[Data entries]

= = = = = = =

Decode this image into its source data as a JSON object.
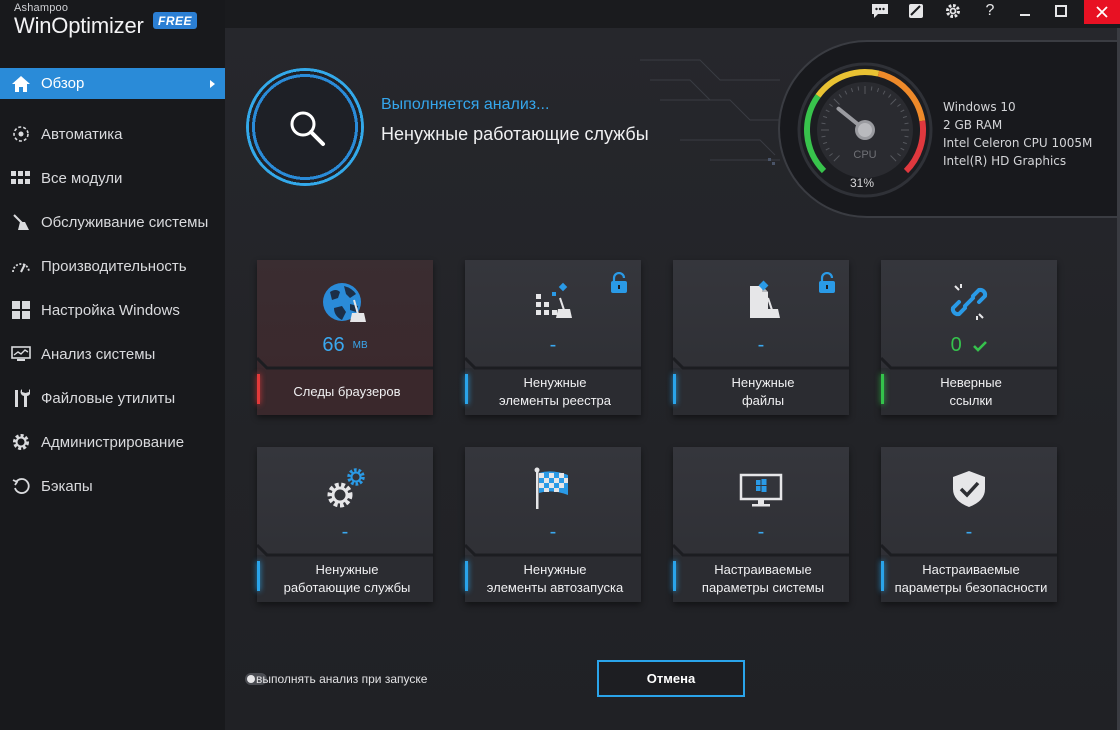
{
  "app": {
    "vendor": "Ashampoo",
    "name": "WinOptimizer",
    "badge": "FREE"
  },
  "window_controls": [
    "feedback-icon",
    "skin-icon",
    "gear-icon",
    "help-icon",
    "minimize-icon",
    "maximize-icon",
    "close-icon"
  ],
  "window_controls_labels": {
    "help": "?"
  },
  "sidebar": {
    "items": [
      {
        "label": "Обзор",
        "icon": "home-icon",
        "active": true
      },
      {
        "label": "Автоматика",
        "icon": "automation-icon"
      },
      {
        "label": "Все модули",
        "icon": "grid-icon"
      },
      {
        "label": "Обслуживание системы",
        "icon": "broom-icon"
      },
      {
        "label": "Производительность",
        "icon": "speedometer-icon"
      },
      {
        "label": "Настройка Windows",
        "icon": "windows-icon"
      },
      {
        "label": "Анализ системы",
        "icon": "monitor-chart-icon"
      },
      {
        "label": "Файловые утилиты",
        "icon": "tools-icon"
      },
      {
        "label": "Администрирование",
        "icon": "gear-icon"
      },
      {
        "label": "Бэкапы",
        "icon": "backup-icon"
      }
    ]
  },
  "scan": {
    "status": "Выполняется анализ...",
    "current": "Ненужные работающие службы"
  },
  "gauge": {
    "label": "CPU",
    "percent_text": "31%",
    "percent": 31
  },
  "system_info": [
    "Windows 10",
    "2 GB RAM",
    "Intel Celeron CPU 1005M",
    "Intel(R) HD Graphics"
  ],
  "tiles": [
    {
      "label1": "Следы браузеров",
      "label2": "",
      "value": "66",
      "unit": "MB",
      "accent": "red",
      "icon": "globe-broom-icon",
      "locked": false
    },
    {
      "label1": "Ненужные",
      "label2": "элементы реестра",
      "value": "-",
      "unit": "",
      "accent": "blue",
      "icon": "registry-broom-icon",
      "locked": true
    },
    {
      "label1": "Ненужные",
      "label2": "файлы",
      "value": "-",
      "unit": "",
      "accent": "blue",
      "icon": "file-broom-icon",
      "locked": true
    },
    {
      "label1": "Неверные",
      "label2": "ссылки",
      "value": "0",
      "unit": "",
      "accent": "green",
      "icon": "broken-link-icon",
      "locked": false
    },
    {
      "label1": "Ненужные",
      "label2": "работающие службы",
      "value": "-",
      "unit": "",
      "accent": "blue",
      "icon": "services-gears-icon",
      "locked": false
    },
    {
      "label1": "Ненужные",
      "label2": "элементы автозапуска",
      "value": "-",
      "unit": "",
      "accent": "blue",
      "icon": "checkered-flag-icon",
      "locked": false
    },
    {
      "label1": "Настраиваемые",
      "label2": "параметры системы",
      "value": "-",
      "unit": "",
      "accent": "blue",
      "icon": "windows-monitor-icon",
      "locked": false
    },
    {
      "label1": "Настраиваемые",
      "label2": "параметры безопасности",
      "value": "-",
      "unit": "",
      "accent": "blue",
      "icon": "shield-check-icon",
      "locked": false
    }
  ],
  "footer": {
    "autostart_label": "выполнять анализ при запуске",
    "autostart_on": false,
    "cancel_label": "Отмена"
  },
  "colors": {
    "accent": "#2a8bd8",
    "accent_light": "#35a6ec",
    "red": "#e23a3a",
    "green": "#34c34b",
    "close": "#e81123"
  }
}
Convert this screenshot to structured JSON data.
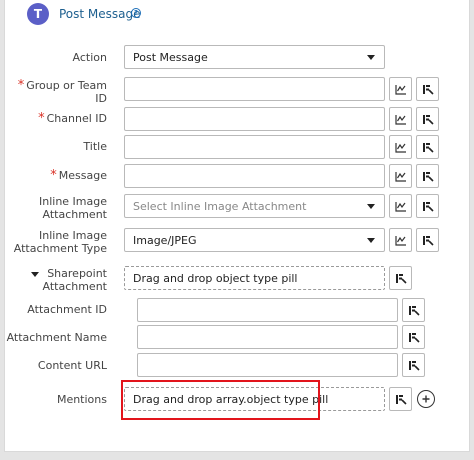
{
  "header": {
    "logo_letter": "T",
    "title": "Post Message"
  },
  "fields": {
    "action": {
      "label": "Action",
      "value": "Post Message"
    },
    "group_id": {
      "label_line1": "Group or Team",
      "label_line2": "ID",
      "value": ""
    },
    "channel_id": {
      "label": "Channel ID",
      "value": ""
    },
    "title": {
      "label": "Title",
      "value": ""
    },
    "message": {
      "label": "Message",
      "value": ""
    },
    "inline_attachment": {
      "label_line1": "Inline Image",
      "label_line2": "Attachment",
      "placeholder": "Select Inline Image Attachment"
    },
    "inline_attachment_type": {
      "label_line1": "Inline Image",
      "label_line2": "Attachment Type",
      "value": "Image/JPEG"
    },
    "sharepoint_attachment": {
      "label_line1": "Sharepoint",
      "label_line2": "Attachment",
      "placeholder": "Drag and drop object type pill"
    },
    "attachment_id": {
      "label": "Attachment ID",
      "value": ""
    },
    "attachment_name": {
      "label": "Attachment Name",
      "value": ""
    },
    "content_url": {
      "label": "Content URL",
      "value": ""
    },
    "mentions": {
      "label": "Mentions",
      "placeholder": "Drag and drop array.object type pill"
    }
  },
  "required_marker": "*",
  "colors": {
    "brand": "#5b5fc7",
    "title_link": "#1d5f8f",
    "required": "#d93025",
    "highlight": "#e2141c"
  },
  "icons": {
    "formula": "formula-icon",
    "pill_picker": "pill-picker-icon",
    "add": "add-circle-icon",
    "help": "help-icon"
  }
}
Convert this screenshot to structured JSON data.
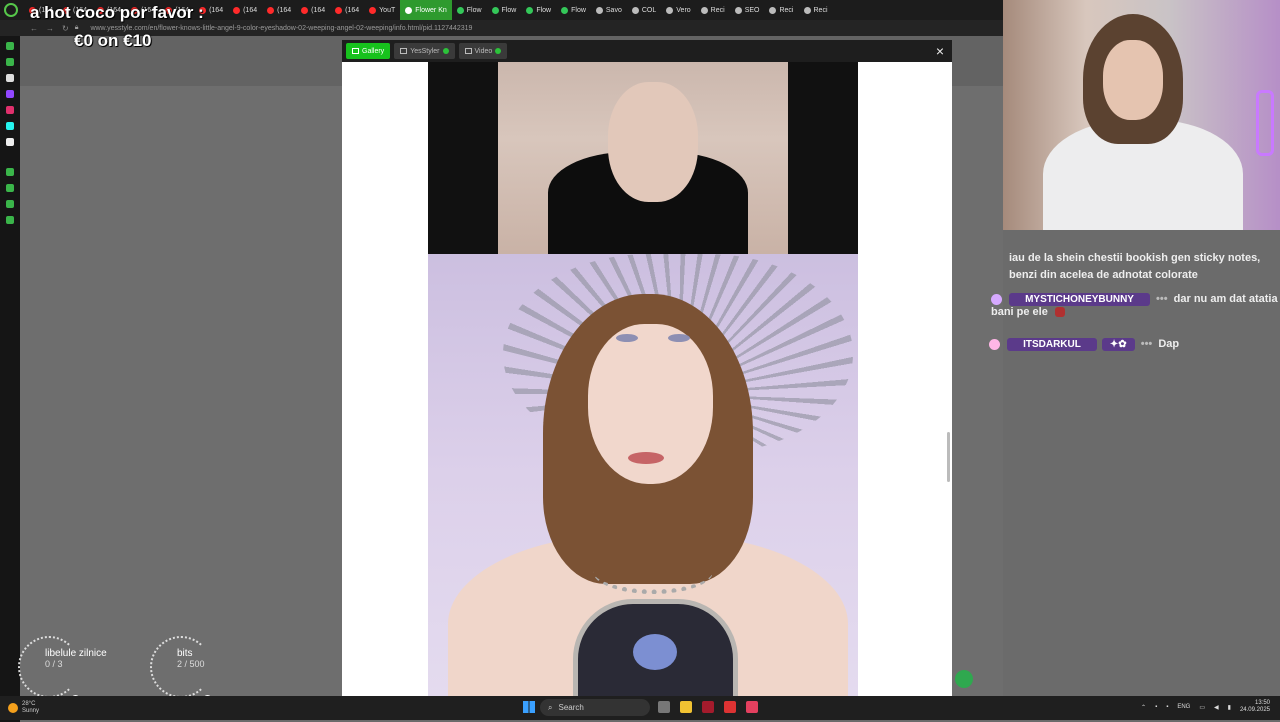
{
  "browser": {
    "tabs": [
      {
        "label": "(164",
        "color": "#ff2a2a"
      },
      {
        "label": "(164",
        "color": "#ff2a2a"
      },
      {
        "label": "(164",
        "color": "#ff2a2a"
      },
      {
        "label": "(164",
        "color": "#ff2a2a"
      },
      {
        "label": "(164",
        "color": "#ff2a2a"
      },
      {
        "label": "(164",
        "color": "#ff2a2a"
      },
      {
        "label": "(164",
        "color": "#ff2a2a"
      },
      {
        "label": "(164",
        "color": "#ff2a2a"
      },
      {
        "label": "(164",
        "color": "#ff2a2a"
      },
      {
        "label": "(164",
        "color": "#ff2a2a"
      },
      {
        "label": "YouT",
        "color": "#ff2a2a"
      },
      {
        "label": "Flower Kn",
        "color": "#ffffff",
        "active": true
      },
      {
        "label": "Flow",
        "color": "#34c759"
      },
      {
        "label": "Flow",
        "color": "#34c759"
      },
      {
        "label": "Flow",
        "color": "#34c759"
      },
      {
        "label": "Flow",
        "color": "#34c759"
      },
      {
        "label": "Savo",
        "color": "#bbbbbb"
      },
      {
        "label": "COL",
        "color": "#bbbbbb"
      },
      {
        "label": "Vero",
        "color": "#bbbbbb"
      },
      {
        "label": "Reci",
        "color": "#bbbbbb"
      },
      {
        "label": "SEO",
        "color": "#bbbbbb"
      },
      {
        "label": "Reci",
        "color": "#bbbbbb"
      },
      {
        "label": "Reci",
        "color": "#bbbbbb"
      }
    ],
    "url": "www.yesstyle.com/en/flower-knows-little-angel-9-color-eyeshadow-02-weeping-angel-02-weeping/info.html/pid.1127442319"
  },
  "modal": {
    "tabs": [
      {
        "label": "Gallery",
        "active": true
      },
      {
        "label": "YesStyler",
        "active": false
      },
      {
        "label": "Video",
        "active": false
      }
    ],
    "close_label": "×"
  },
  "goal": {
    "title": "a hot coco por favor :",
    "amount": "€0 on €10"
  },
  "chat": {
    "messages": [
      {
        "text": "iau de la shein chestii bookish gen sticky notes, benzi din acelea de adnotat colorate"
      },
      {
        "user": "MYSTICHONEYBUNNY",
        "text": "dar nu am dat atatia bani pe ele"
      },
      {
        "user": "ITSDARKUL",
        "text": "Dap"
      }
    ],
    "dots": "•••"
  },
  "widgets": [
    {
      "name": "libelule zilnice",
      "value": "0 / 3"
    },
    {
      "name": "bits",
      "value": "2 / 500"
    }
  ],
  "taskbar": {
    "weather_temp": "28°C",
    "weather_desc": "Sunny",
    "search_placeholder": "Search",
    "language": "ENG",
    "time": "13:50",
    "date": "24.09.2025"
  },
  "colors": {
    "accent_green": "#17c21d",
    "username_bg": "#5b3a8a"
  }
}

= = = = = = =

DIRECTION:
Quote the records above in full, dropping each picture.

RESPONSE TO THE TASK:
Decode this image into its source data as a JSON object.
{
  "app": {
    "vendor": "Ashampoo",
    "name": "WinOptimizer",
    "badge": "FREE"
  },
  "window_controls": [
    "feedback-icon",
    "skin-icon",
    "gear-icon",
    "help-icon",
    "minimize-icon",
    "maximize-icon",
    "close-icon"
  ],
  "window_controls_labels": {
    "help": "?"
  },
  "sidebar": {
    "items": [
      {
        "label": "Обзор",
        "icon": "home-icon",
        "active": true
      },
      {
        "label": "Автоматика",
        "icon": "automation-icon"
      },
      {
        "label": "Все модули",
        "icon": "grid-icon"
      },
      {
        "label": "Обслуживание системы",
        "icon": "broom-icon"
      },
      {
        "label": "Производительность",
        "icon": "speedometer-icon"
      },
      {
        "label": "Настройка Windows",
        "icon": "windows-icon"
      },
      {
        "label": "Анализ системы",
        "icon": "monitor-chart-icon"
      },
      {
        "label": "Файловые утилиты",
        "icon": "tools-icon"
      },
      {
        "label": "Администрирование",
        "icon": "gear-icon"
      },
      {
        "label": "Бэкапы",
        "icon": "backup-icon"
      }
    ]
  },
  "scan": {
    "status": "Выполняется анализ...",
    "current": "Ненужные работающие службы"
  },
  "gauge": {
    "label": "CPU",
    "percent_text": "31%",
    "percent": 31
  },
  "system_info": [
    "Windows 10",
    "2 GB RAM",
    "Intel Celeron CPU 1005M",
    "Intel(R) HD Graphics"
  ],
  "tiles": [
    {
      "label1": "Следы браузеров",
      "label2": "",
      "value": "66",
      "unit": "MB",
      "accent": "red",
      "icon": "globe-broom-icon",
      "locked": false
    },
    {
      "label1": "Ненужные",
      "label2": "элементы реестра",
      "value": "-",
      "unit": "",
      "accent": "blue",
      "icon": "registry-broom-icon",
      "locked": true
    },
    {
      "label1": "Ненужные",
      "label2": "файлы",
      "value": "-",
      "unit": "",
      "accent": "blue",
      "icon": "file-broom-icon",
      "locked": true
    },
    {
      "label1": "Неверные",
      "label2": "ссылки",
      "value": "0",
      "unit": "",
      "accent": "green",
      "icon": "broken-link-icon",
      "locked": false
    },
    {
      "label1": "Ненужные",
      "label2": "работающие службы",
      "value": "-",
      "unit": "",
      "accent": "blue",
      "icon": "services-gears-icon",
      "locked": false
    },
    {
      "label1": "Ненужные",
      "label2": "элементы автозапуска",
      "value": "-",
      "unit": "",
      "accent": "blue",
      "icon": "checkered-flag-icon",
      "locked": false
    },
    {
      "label1": "Настраиваемые",
      "label2": "параметры системы",
      "value": "-",
      "unit": "",
      "accent": "blue",
      "icon": "windows-monitor-icon",
      "locked": false
    },
    {
      "label1": "Настраиваемые",
      "label2": "параметры безопасности",
      "value": "-",
      "unit": "",
      "accent": "blue",
      "icon": "shield-check-icon",
      "locked": false
    }
  ],
  "footer": {
    "autostart_label": "выполнять анализ при запуске",
    "autostart_on": false,
    "cancel_label": "Отмена"
  },
  "colors": {
    "accent": "#2a8bd8",
    "accent_light": "#35a6ec",
    "red": "#e23a3a",
    "green": "#34c34b",
    "close": "#e81123"
  }
}
Convert this screenshot to structured JSON data.
{
  "header": {
    "logo_letter": "T",
    "title": "Post Message"
  },
  "fields": {
    "action": {
      "label": "Action",
      "value": "Post Message"
    },
    "group_id": {
      "label_line1": "Group or Team",
      "label_line2": "ID",
      "value": ""
    },
    "channel_id": {
      "label": "Channel ID",
      "value": ""
    },
    "title": {
      "label": "Title",
      "value": ""
    },
    "message": {
      "label": "Message",
      "value": ""
    },
    "inline_attachment": {
      "label_line1": "Inline Image",
      "label_line2": "Attachment",
      "placeholder": "Select Inline Image Attachment"
    },
    "inline_attachment_type": {
      "label_line1": "Inline Image",
      "label_line2": "Attachment Type",
      "value": "Image/JPEG"
    },
    "sharepoint_attachment": {
      "label_line1": "Sharepoint",
      "label_line2": "Attachment",
      "placeholder": "Drag and drop object type pill"
    },
    "attachment_id": {
      "label": "Attachment ID",
      "value": ""
    },
    "attachment_name": {
      "label": "Attachment Name",
      "value": ""
    },
    "content_url": {
      "label": "Content URL",
      "value": ""
    },
    "mentions": {
      "label": "Mentions",
      "placeholder": "Drag and drop array.object type pill"
    }
  },
  "required_marker": "*",
  "colors": {
    "brand": "#5b5fc7",
    "title_link": "#1d5f8f",
    "required": "#d93025",
    "highlight": "#e2141c"
  },
  "icons": {
    "formula": "formula-icon",
    "pill_picker": "pill-picker-icon",
    "add": "add-circle-icon",
    "help": "help-icon"
  }
}
Convert this screenshot to structured JSON data.
{
  "browser": {
    "tabs": [
      {
        "label": "(164",
        "color": "#ff2a2a"
      },
      {
        "label": "(164",
        "color": "#ff2a2a"
      },
      {
        "label": "(164",
        "color": "#ff2a2a"
      },
      {
        "label": "(164",
        "color": "#ff2a2a"
      },
      {
        "label": "(164",
        "color": "#ff2a2a"
      },
      {
        "label": "(164",
        "color": "#ff2a2a"
      },
      {
        "label": "(164",
        "color": "#ff2a2a"
      },
      {
        "label": "(164",
        "color": "#ff2a2a"
      },
      {
        "label": "(164",
        "color": "#ff2a2a"
      },
      {
        "label": "(164",
        "color": "#ff2a2a"
      },
      {
        "label": "YouT",
        "color": "#ff2a2a"
      },
      {
        "label": "Flower Kn",
        "color": "#ffffff",
        "active": true
      },
      {
        "label": "Flow",
        "color": "#34c759"
      },
      {
        "label": "Flow",
        "color": "#34c759"
      },
      {
        "label": "Flow",
        "color": "#34c759"
      },
      {
        "label": "Flow",
        "color": "#34c759"
      },
      {
        "label": "Savo",
        "color": "#bbbbbb"
      },
      {
        "label": "COL",
        "color": "#bbbbbb"
      },
      {
        "label": "Vero",
        "color": "#bbbbbb"
      },
      {
        "label": "Reci",
        "color": "#bbbbbb"
      },
      {
        "label": "SEO",
        "color": "#bbbbbb"
      },
      {
        "label": "Reci",
        "color": "#bbbbbb"
      },
      {
        "label": "Reci",
        "color": "#bbbbbb"
      }
    ],
    "url": "www.yesstyle.com/en/flower-knows-little-angel-9-color-eyeshadow-02-weeping-angel-02-weeping/info.html/pid.1127442319"
  },
  "modal": {
    "tabs": [
      {
        "label": "Gallery",
        "active": true
      },
      {
        "label": "YesStyler",
        "active": false
      },
      {
        "label": "Video",
        "active": false
      }
    ],
    "close_label": "×"
  },
  "goal": {
    "title": "a hot coco por favor :",
    "amount": "€0 on €10"
  },
  "chat": {
    "messages": [
      {
        "text": "iau de la shein chestii bookish gen sticky notes, benzi din acelea de adnotat colorate"
      },
      {
        "user": "MYSTICHONEYBUNNY",
        "text": "dar nu am dat atatia bani pe ele"
      },
      {
        "user": "ITSDARKUL",
        "text": "Dap"
      }
    ],
    "dots": "•••"
  },
  "widgets": [
    {
      "name": "libelule zilnice",
      "value": "0 / 3"
    },
    {
      "name": "bits",
      "value": "2 / 500"
    }
  ],
  "taskbar": {
    "weather_temp": "28°C",
    "weather_desc": "Sunny",
    "search_placeholder": "Search",
    "language": "ENG",
    "time": "13:50",
    "date": "24.09.2025"
  },
  "colors": {
    "accent_green": "#17c21d",
    "username_bg": "#5b3a8a"
  }
}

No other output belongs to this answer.